-- START OF Dataset records --
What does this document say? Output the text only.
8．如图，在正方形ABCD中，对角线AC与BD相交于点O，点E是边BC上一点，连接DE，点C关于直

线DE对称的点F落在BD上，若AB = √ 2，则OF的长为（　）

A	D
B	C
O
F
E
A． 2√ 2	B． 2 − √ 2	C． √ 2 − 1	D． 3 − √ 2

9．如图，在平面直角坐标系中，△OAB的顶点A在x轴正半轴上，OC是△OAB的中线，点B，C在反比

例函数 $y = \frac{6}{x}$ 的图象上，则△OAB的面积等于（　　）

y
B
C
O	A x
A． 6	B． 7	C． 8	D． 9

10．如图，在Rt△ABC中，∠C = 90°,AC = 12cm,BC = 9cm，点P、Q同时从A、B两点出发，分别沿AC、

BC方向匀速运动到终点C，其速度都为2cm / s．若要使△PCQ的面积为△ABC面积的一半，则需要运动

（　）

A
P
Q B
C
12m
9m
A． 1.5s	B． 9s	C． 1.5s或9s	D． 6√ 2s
-- END OF Dataset records --
_What is required_
Each record must be returned exactly as it is written.

_Exercise output_
What does this document say? Output the text only.
8．如图，在正方形ABCD中，对角线AC与BD相交于点O，点E是边BC上一点，连接DE，点C关于直

线DE对称的点F落在BD上，若AB = √ 2，则OF的长为（　）

A	D
B	C
O
F
E
A． 2√ 2	B． 2 − √ 2	C． √ 2 − 1	D． 3 − √ 2

9．如图，在平面直角坐标系中，△OAB的顶点A在x轴正半轴上，OC是△OAB的中线，点B，C在反比

例函数 $y = \frac{6}{x}$ 的图象上，则△OAB的面积等于（　　）

y
B
C
O	A x
A． 6	B． 7	C． 8	D． 9

10．如图，在Rt△ABC中，∠C = 90°,AC = 12cm,BC = 9cm，点P、Q同时从A、B两点出发，分别沿AC、

BC方向匀速运动到终点C，其速度都为2cm / s．若要使△PCQ的面积为△ABC面积的一半，则需要运动

（　）

A
P
Q B
C
12m
9m
A． 1.5s	B． 9s	C． 1.5s或9s	D． 6√ 2s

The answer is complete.